**** INFORMATION GIVEN ****
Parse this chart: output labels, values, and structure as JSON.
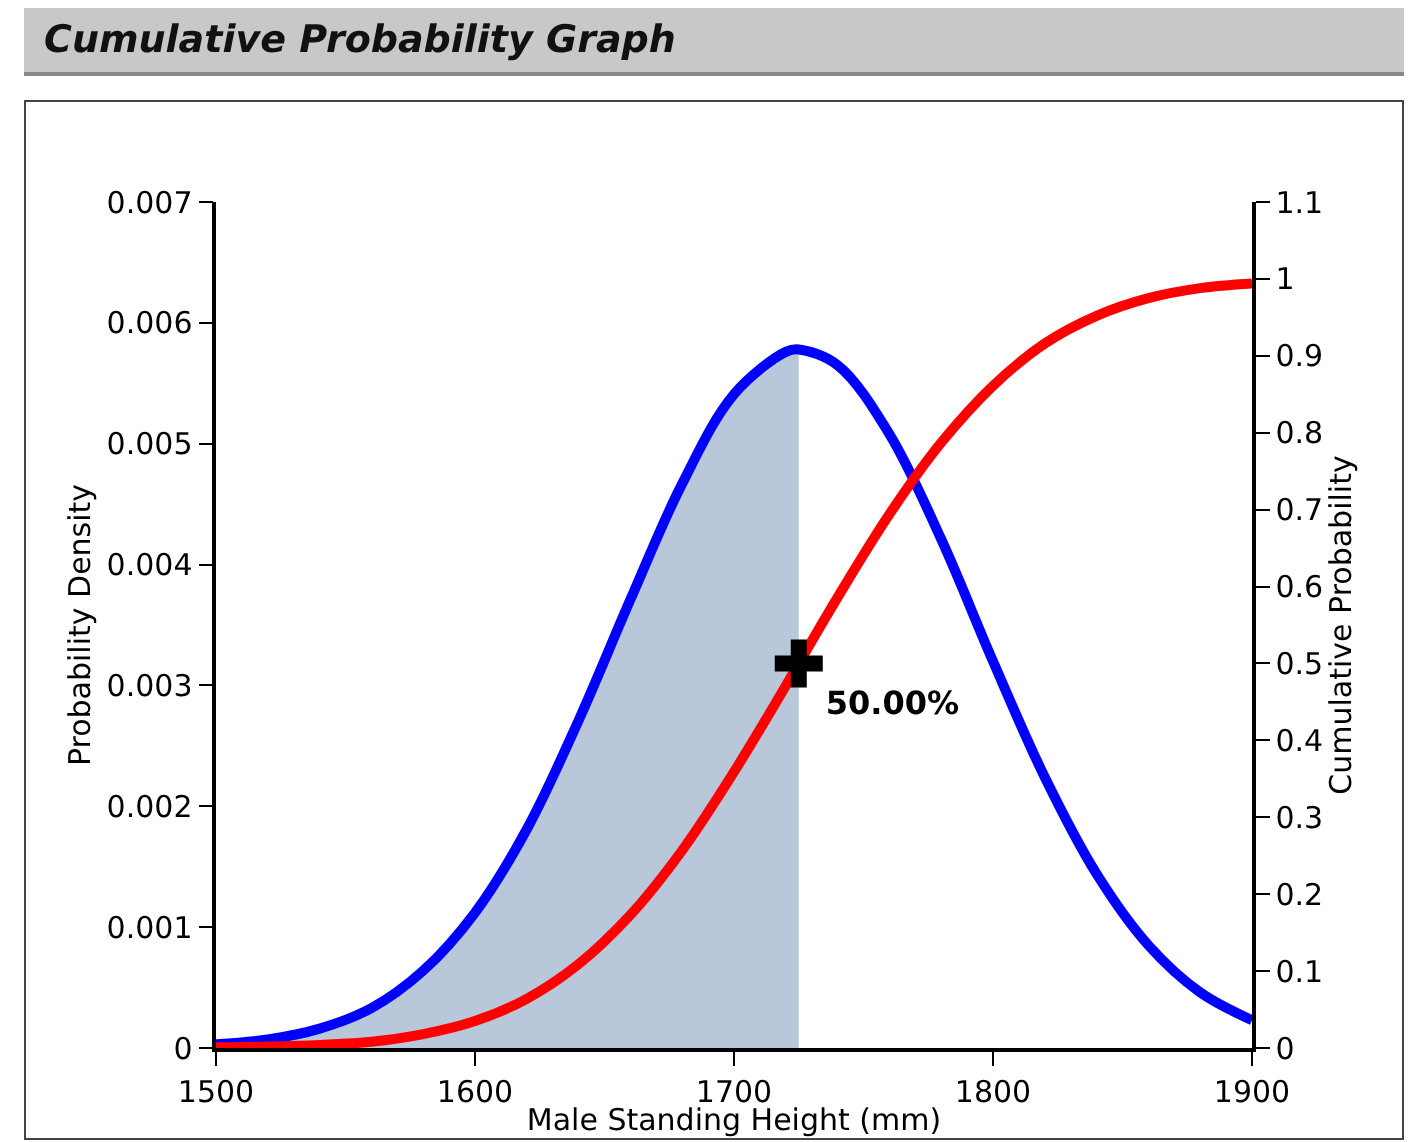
{
  "chart_data": {
    "type": "line",
    "title": "Cumulative Probability Graph",
    "xlabel": "Male Standing Height (mm)",
    "ylabel": "Probability Density",
    "y2label": "Cumulative Probability",
    "xlim": [
      1500,
      1900
    ],
    "xticks": [
      1500,
      1600,
      1700,
      1800,
      1900
    ],
    "ylim": [
      0,
      0.007
    ],
    "yticks": [
      0,
      0.001,
      0.002,
      0.003,
      0.004,
      0.005,
      0.006,
      0.007
    ],
    "y2lim": [
      0,
      1.1
    ],
    "y2ticks": [
      0,
      0.1,
      0.2,
      0.3,
      0.4,
      0.5,
      0.6,
      0.7,
      0.8,
      0.9,
      1,
      1.1
    ],
    "grid": false,
    "series": [
      {
        "type": "area",
        "color": "#b8c8da",
        "x": [
          1500,
          1520,
          1540,
          1560,
          1580,
          1600,
          1620,
          1640,
          1660,
          1680,
          1700,
          1720,
          1725
        ],
        "values": [
          3e-05,
          7e-05,
          0.00016,
          0.00033,
          0.00064,
          0.00112,
          0.00181,
          0.00271,
          0.00371,
          0.00467,
          0.00541,
          0.00576,
          0.00578
        ]
      },
      {
        "color": "#0000ff",
        "x": [
          1500,
          1520,
          1540,
          1560,
          1580,
          1600,
          1620,
          1640,
          1660,
          1680,
          1700,
          1720,
          1725,
          1740,
          1760,
          1780,
          1800,
          1820,
          1840,
          1860,
          1880,
          1900
        ],
        "values": [
          3e-05,
          7e-05,
          0.00016,
          0.00033,
          0.00064,
          0.00112,
          0.00181,
          0.00271,
          0.00371,
          0.00467,
          0.00541,
          0.00576,
          0.00578,
          0.00565,
          0.00508,
          0.00421,
          0.0032,
          0.00224,
          0.00144,
          0.00085,
          0.00046,
          0.00023
        ]
      },
      {
        "color": "#ff0000",
        "axis": "y2",
        "x": [
          1500,
          1520,
          1540,
          1560,
          1580,
          1600,
          1620,
          1640,
          1660,
          1680,
          1700,
          1720,
          1725,
          1740,
          1760,
          1780,
          1800,
          1820,
          1840,
          1860,
          1880,
          1900
        ],
        "values": [
          0.001,
          0.002,
          0.004,
          0.008,
          0.018,
          0.035,
          0.064,
          0.109,
          0.173,
          0.257,
          0.359,
          0.471,
          0.5,
          0.586,
          0.694,
          0.787,
          0.861,
          0.916,
          0.952,
          0.975,
          0.988,
          0.994
        ]
      },
      {
        "type": "scatter",
        "color": "#000000",
        "axis": "y2",
        "marker": "cross",
        "x": [
          1725
        ],
        "values": [
          0.5
        ],
        "value_labels": [
          "50.00%"
        ]
      }
    ]
  }
}
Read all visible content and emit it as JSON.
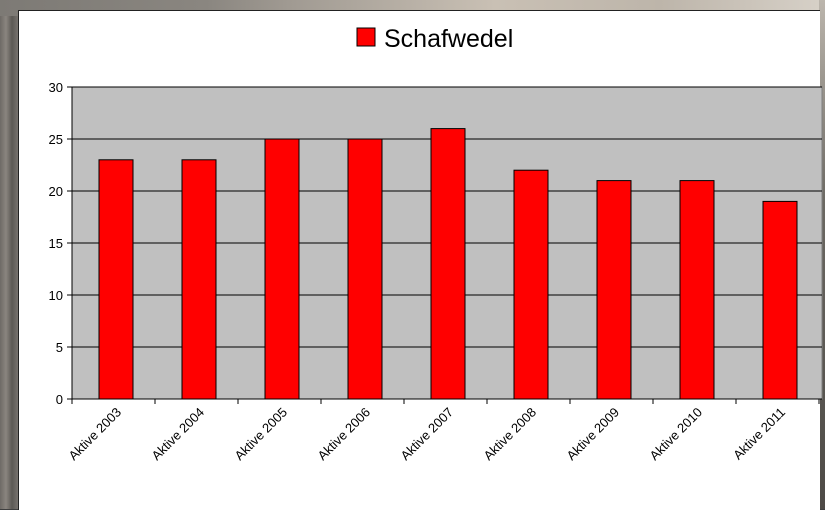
{
  "chart_data": {
    "type": "bar",
    "categories": [
      "Aktive 2003",
      "Aktive 2004",
      "Aktive 2005",
      "Aktive 2006",
      "Aktive 2007",
      "Aktive 2008",
      "Aktive 2009",
      "Aktive 2010",
      "Aktive 2011"
    ],
    "series": [
      {
        "name": "Schafwedel",
        "values": [
          23,
          23,
          25,
          25,
          26,
          22,
          21,
          21,
          19
        ],
        "color": "#ff0000"
      }
    ],
    "ylim": [
      0,
      30
    ],
    "yticks": [
      0,
      5,
      10,
      15,
      20,
      25,
      30
    ],
    "grid": true,
    "legend_position": "top-center",
    "plot_background": "#c0c0c0",
    "bar_border_color": "#000000"
  }
}
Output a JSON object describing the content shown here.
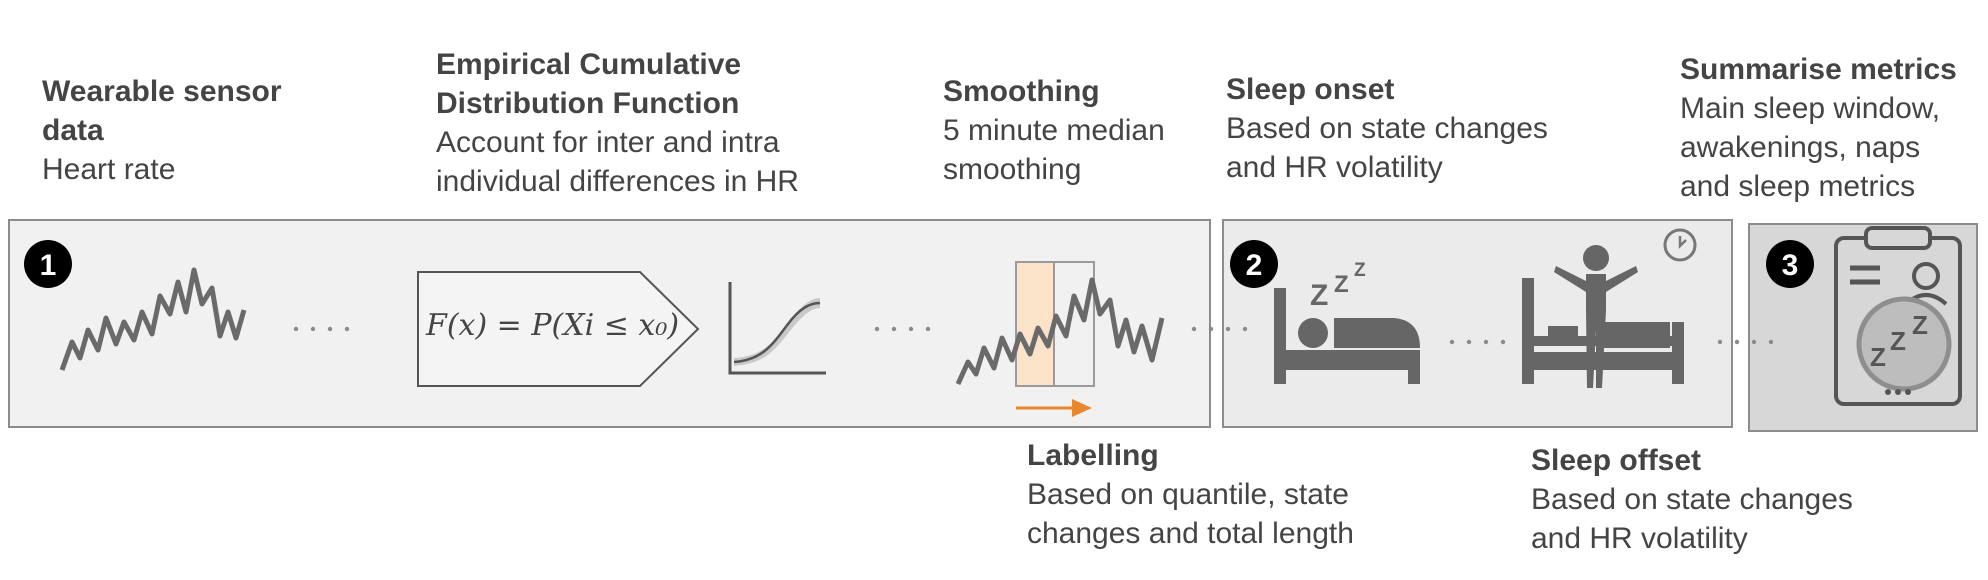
{
  "colors": {
    "panel_light": "#f1f1f1",
    "panel_mid": "#ebebeb",
    "panel_dark": "#d7d7d7",
    "ink": "#444444",
    "icon_gray": "#666666",
    "highlight": "#fbe3c9",
    "accent_orange": "#e8882e"
  },
  "labels": {
    "sensor": {
      "title": "Wearable sensor data",
      "title_line1": "Wearable sensor",
      "title_line2": "data",
      "desc": "Heart rate"
    },
    "ecdf": {
      "title_line1": "Empirical Cumulative",
      "title_line2": "Distribution Function",
      "desc_line1": "Account for inter and intra",
      "desc_line2": "individual differences in HR"
    },
    "smoothing": {
      "title": "Smoothing",
      "desc_line1": "5 minute median",
      "desc_line2": "smoothing"
    },
    "sleep_onset": {
      "title": "Sleep onset",
      "desc_line1": "Based on state changes",
      "desc_line2": "and HR volatility"
    },
    "summarise": {
      "title": "Summarise metrics",
      "desc_line1": "Main sleep window,",
      "desc_line2": "awakenings, naps",
      "desc_line3": "and sleep metrics"
    },
    "labelling": {
      "title": "Labelling",
      "desc_line1": "Based on quantile, state",
      "desc_line2": "changes and total length"
    },
    "sleep_offset": {
      "title": "Sleep offset",
      "desc_line1": "Based on state changes",
      "desc_line2": "and HR volatility"
    }
  },
  "formula": "F(x) = P(Xi ≤ x₀)",
  "steps": [
    "1",
    "2",
    "3"
  ],
  "icons": {
    "heart_rate_trace": "heart-rate-line-icon",
    "ecdf_curve": "cdf-curve-icon",
    "smoothing_window": "sliding-window-icon",
    "sleeping_person": "sleeping-bed-icon",
    "waking_person": "waking-person-bed-icon",
    "clock": "clock-icon",
    "clipboard": "clipboard-sleep-icon"
  }
}
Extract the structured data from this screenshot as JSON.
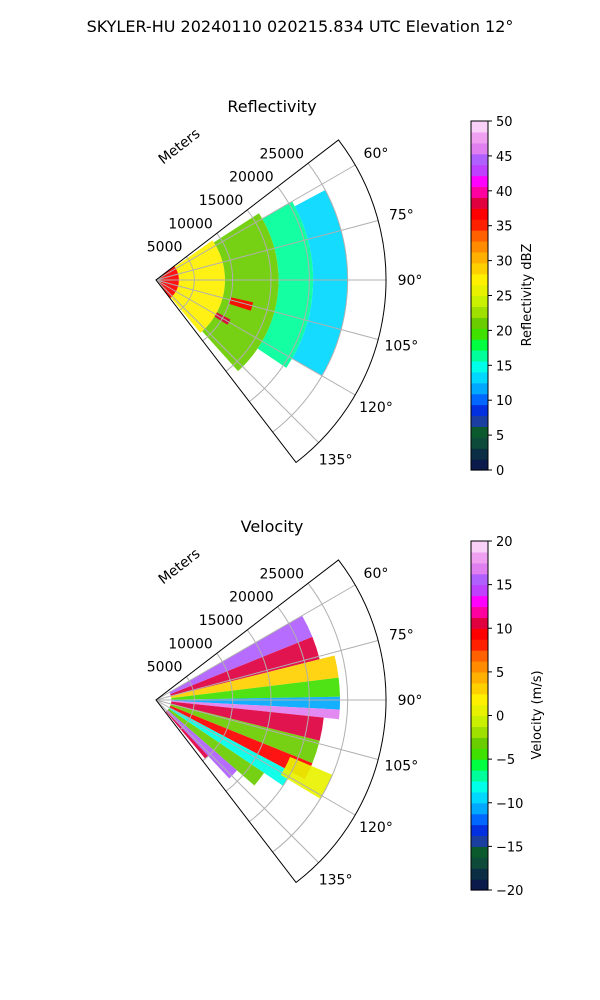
{
  "figure": {
    "suptitle": "SKYLER-HU  20240110  020215.834 UTC Elevation 12°"
  },
  "chart_data": [
    {
      "type": "heatmap",
      "projection": "polar-sector",
      "title": "Reflectivity",
      "r_axis_label": "Meters",
      "r_ticks": [
        5000,
        10000,
        15000,
        20000,
        25000
      ],
      "r_tick_labels": [
        "5000",
        "10000",
        "15000",
        "20000",
        "25000"
      ],
      "r_max": 30000,
      "theta_range_deg": [
        52.5,
        142.5
      ],
      "theta_ticks": [
        60,
        75,
        90,
        105,
        120,
        135
      ],
      "theta_tick_labels": [
        "60°",
        "75°",
        "90°",
        "105°",
        "120°",
        "135°"
      ],
      "grid": true,
      "colorbar": {
        "label": "Reflectivity dBZ",
        "min": 0,
        "max": 50,
        "ticks": [
          0,
          5,
          10,
          15,
          20,
          25,
          30,
          35,
          40,
          45,
          50
        ],
        "tick_labels": [
          "0",
          "5",
          "10",
          "15",
          "20",
          "25",
          "30",
          "35",
          "40",
          "45",
          "50"
        ],
        "colors": [
          "#0a1a4a",
          "#0b2e44",
          "#0d4a3a",
          "#0a5a2e",
          "#1a3fa0",
          "#0030e0",
          "#0068ff",
          "#00a8ff",
          "#00d8ff",
          "#00ffe8",
          "#00ff9a",
          "#00ff40",
          "#40e000",
          "#6acd00",
          "#a0e000",
          "#c8f000",
          "#e8f200",
          "#fff000",
          "#ffd000",
          "#ffb000",
          "#ff8c00",
          "#ff6000",
          "#ff2000",
          "#ff0000",
          "#e00040",
          "#ff00a0",
          "#ff00ff",
          "#c040ff",
          "#b060ff",
          "#e080f0",
          "#f0a0f0",
          "#f8d0f8"
        ]
      },
      "echo_regions": [
        {
          "theta": [
            52.5,
            142.5
          ],
          "r": [
            0,
            3000
          ],
          "value": 36
        },
        {
          "theta": [
            55,
            140
          ],
          "r": [
            3000,
            9000
          ],
          "value": 27
        },
        {
          "theta": [
            57,
            138
          ],
          "r": [
            9000,
            16000
          ],
          "value": 21
        },
        {
          "theta": [
            60,
            124
          ],
          "r": [
            16000,
            20500
          ],
          "value": 17
        },
        {
          "theta": [
            62,
            120
          ],
          "r": [
            20500,
            25000
          ],
          "value": 14
        },
        {
          "theta": [
            103,
            108
          ],
          "r": [
            10000,
            13000
          ],
          "value": 37
        },
        {
          "theta": [
            118,
            122
          ],
          "r": [
            9000,
            11000
          ],
          "value": 38
        }
      ]
    },
    {
      "type": "heatmap",
      "projection": "polar-sector",
      "title": "Velocity",
      "r_axis_label": "Meters",
      "r_ticks": [
        5000,
        10000,
        15000,
        20000,
        25000
      ],
      "r_tick_labels": [
        "5000",
        "10000",
        "15000",
        "20000",
        "25000"
      ],
      "r_max": 30000,
      "theta_range_deg": [
        52.5,
        142.5
      ],
      "theta_ticks": [
        60,
        75,
        90,
        105,
        120,
        135
      ],
      "theta_tick_labels": [
        "60°",
        "75°",
        "90°",
        "105°",
        "120°",
        "135°"
      ],
      "grid": true,
      "colorbar": {
        "label": "Velocity (m/s)",
        "min": -20,
        "max": 20,
        "ticks": [
          -20,
          -15,
          -10,
          -5,
          0,
          5,
          10,
          15,
          20
        ],
        "tick_labels": [
          "−20",
          "−15",
          "−10",
          "−5",
          "0",
          "5",
          "10",
          "15",
          "20"
        ],
        "colors": [
          "#0a1a4a",
          "#0b2e44",
          "#0d4a3a",
          "#0a5a2e",
          "#1a3fa0",
          "#0030e0",
          "#0068ff",
          "#00a8ff",
          "#00d8ff",
          "#00ffe8",
          "#00ff9a",
          "#00ff40",
          "#40e000",
          "#6acd00",
          "#a0e000",
          "#c8f000",
          "#e8f200",
          "#fff000",
          "#ffd000",
          "#ffb000",
          "#ff8c00",
          "#ff6000",
          "#ff2000",
          "#ff0000",
          "#e00040",
          "#ff00a0",
          "#ff00ff",
          "#c040ff",
          "#b060ff",
          "#e080f0",
          "#f0a0f0",
          "#f8d0f8"
        ]
      },
      "echo_regions": [
        {
          "theta": [
            60,
            68
          ],
          "r": [
            2000,
            22000
          ],
          "value": 16
        },
        {
          "theta": [
            68,
            76
          ],
          "r": [
            2000,
            22000
          ],
          "value": 10
        },
        {
          "theta": [
            76,
            83
          ],
          "r": [
            2000,
            24000
          ],
          "value": 3
        },
        {
          "theta": [
            83,
            89
          ],
          "r": [
            2000,
            24000
          ],
          "value": -5
        },
        {
          "theta": [
            89,
            93
          ],
          "r": [
            2000,
            24000
          ],
          "value": -11
        },
        {
          "theta": [
            93,
            96
          ],
          "r": [
            2000,
            24000
          ],
          "value": 17
        },
        {
          "theta": [
            96,
            104
          ],
          "r": [
            2000,
            22000
          ],
          "value": 10
        },
        {
          "theta": [
            104,
            112
          ],
          "r": [
            2000,
            22000
          ],
          "value": -3
        },
        {
          "theta": [
            112,
            118
          ],
          "r": [
            2000,
            22000
          ],
          "value": 9
        },
        {
          "theta": [
            118,
            124
          ],
          "r": [
            2000,
            20000
          ],
          "value": -8
        },
        {
          "theta": [
            124,
            131
          ],
          "r": [
            2000,
            17000
          ],
          "value": -3
        },
        {
          "theta": [
            131,
            137
          ],
          "r": [
            2000,
            14000
          ],
          "value": 16
        },
        {
          "theta": [
            137,
            140
          ],
          "r": [
            2000,
            10000
          ],
          "value": 10
        },
        {
          "theta": [
            113,
            121
          ],
          "r": [
            19000,
            25000
          ],
          "value": 1
        }
      ]
    }
  ]
}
****
§ GOAL: All lines above containing the string "window" are to be collected.

§ RESPONSE FOR THIS EXERCISE:
      "desc_line1": "Main sleep window,",
    "smoothing_window": "sliding-window-icon",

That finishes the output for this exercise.